#### GIVEN ENTRIES

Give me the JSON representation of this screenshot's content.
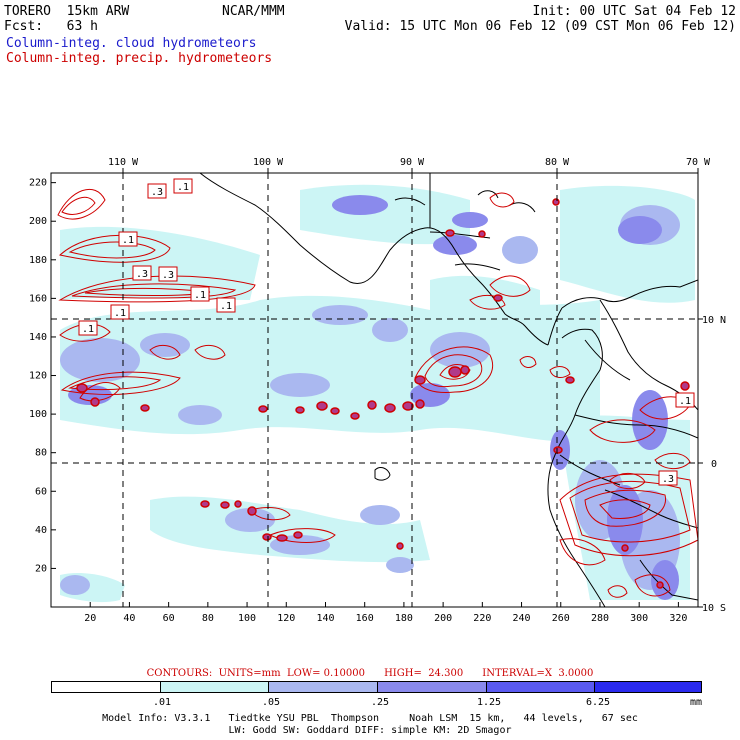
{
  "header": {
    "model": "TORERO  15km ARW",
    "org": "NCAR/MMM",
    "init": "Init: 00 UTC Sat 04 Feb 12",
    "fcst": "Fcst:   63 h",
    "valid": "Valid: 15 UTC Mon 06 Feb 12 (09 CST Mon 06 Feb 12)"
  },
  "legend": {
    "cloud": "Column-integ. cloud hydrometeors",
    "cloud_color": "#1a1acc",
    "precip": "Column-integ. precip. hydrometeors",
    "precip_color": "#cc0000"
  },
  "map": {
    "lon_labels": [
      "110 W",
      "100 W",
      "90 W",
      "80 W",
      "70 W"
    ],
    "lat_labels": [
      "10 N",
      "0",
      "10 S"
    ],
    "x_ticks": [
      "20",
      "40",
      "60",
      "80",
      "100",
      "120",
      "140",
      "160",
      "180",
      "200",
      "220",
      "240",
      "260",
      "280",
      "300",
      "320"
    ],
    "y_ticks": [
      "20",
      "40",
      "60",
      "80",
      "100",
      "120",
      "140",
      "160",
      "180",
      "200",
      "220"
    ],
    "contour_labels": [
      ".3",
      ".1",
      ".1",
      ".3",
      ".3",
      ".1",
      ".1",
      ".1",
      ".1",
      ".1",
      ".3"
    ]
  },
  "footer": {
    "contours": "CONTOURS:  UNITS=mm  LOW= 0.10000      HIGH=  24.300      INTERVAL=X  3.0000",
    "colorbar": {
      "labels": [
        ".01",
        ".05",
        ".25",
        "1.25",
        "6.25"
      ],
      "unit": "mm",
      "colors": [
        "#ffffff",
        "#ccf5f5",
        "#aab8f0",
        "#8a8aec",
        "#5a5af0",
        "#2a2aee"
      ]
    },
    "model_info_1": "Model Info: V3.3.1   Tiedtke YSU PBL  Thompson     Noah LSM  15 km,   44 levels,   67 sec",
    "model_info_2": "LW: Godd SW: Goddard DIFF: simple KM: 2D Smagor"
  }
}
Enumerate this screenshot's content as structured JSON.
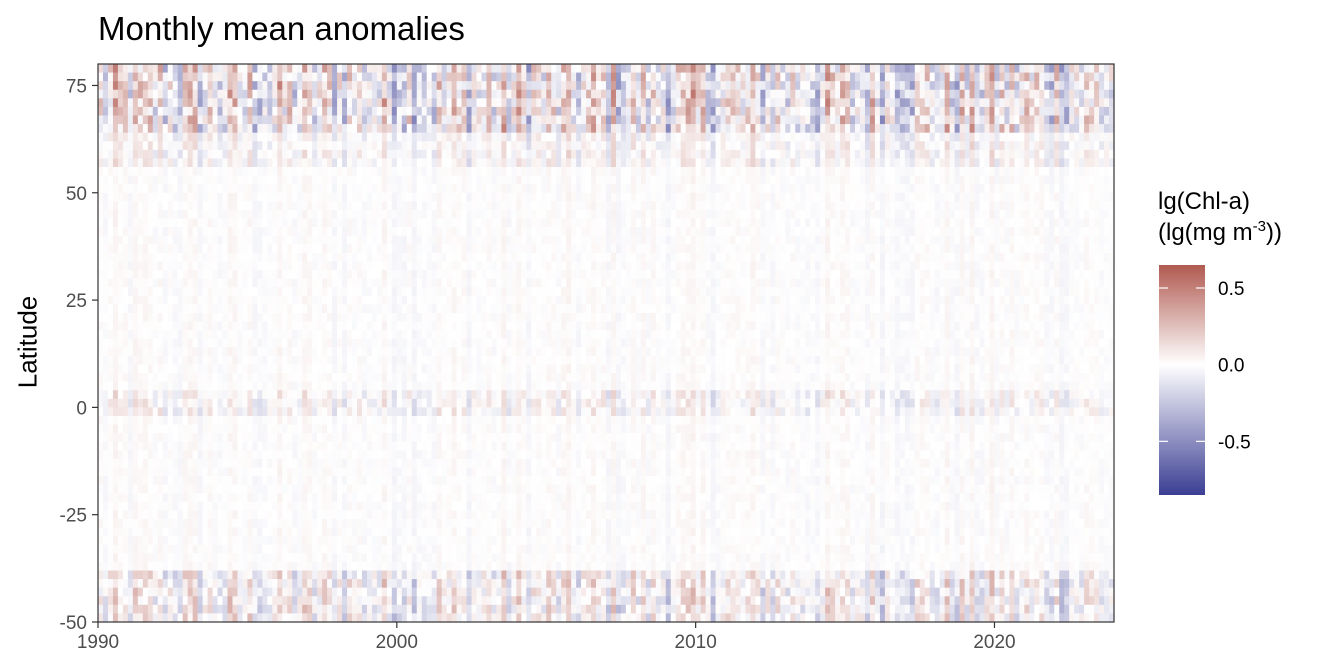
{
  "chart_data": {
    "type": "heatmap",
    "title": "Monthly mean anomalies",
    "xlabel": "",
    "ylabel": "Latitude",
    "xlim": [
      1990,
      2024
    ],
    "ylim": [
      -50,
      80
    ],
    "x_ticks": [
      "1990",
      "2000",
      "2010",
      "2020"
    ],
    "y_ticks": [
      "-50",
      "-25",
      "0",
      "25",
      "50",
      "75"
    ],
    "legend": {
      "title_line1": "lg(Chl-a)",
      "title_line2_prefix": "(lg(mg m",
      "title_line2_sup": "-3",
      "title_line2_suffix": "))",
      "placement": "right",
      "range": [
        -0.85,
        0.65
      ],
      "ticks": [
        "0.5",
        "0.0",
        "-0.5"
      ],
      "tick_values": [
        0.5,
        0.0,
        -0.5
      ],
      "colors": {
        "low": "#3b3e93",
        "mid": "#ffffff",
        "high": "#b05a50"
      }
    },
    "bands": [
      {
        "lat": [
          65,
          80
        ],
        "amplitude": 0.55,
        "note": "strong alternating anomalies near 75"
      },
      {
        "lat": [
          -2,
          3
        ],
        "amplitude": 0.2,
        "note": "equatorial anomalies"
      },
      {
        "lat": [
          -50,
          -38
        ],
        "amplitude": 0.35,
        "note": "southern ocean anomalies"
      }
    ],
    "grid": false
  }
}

########

EXERCISE INSTRUCTIONS - All the material shown above is to be copied exactly, with no pictures carried over.

SOLUTION TO THIS EXERCISE -
Give me the JSON representation of this screenshot's content.
{
  "header": {
    "model": "TORERO  15km ARW",
    "org": "NCAR/MMM",
    "init": "Init: 00 UTC Sat 04 Feb 12",
    "fcst": "Fcst:   63 h",
    "valid": "Valid: 15 UTC Mon 06 Feb 12 (09 CST Mon 06 Feb 12)"
  },
  "legend": {
    "cloud": "Column-integ. cloud hydrometeors",
    "cloud_color": "#1a1acc",
    "precip": "Column-integ. precip. hydrometeors",
    "precip_color": "#cc0000"
  },
  "map": {
    "lon_labels": [
      "110 W",
      "100 W",
      "90 W",
      "80 W",
      "70 W"
    ],
    "lat_labels": [
      "10 N",
      "0",
      "10 S"
    ],
    "x_ticks": [
      "20",
      "40",
      "60",
      "80",
      "100",
      "120",
      "140",
      "160",
      "180",
      "200",
      "220",
      "240",
      "260",
      "280",
      "300",
      "320"
    ],
    "y_ticks": [
      "20",
      "40",
      "60",
      "80",
      "100",
      "120",
      "140",
      "160",
      "180",
      "200",
      "220"
    ],
    "contour_labels": [
      ".3",
      ".1",
      ".1",
      ".3",
      ".3",
      ".1",
      ".1",
      ".1",
      ".1",
      ".1",
      ".3"
    ]
  },
  "footer": {
    "contours": "CONTOURS:  UNITS=mm  LOW= 0.10000      HIGH=  24.300      INTERVAL=X  3.0000",
    "colorbar": {
      "labels": [
        ".01",
        ".05",
        ".25",
        "1.25",
        "6.25"
      ],
      "unit": "mm",
      "colors": [
        "#ffffff",
        "#ccf5f5",
        "#aab8f0",
        "#8a8aec",
        "#5a5af0",
        "#2a2aee"
      ]
    },
    "model_info_1": "Model Info: V3.3.1   Tiedtke YSU PBL  Thompson     Noah LSM  15 km,   44 levels,   67 sec",
    "model_info_2": "LW: Godd SW: Goddard DIFF: simple KM: 2D Smagor"
  }
}
Enumerate this screenshot's content as structured JSON.
{
  "chart_data": {
    "type": "heatmap",
    "title": "Monthly mean anomalies",
    "xlabel": "",
    "ylabel": "Latitude",
    "xlim": [
      1990,
      2024
    ],
    "ylim": [
      -50,
      80
    ],
    "x_ticks": [
      "1990",
      "2000",
      "2010",
      "2020"
    ],
    "y_ticks": [
      "-50",
      "-25",
      "0",
      "25",
      "50",
      "75"
    ],
    "legend": {
      "title_line1": "lg(Chl-a)",
      "title_line2_prefix": "(lg(mg m",
      "title_line2_sup": "-3",
      "title_line2_suffix": "))",
      "placement": "right",
      "range": [
        -0.85,
        0.65
      ],
      "ticks": [
        "0.5",
        "0.0",
        "-0.5"
      ],
      "tick_values": [
        0.5,
        0.0,
        -0.5
      ],
      "colors": {
        "low": "#3b3e93",
        "mid": "#ffffff",
        "high": "#b05a50"
      }
    },
    "bands": [
      {
        "lat": [
          65,
          80
        ],
        "amplitude": 0.55,
        "note": "strong alternating anomalies near 75"
      },
      {
        "lat": [
          -2,
          3
        ],
        "amplitude": 0.2,
        "note": "equatorial anomalies"
      },
      {
        "lat": [
          -50,
          -38
        ],
        "amplitude": 0.35,
        "note": "southern ocean anomalies"
      }
    ],
    "grid": false
  }
}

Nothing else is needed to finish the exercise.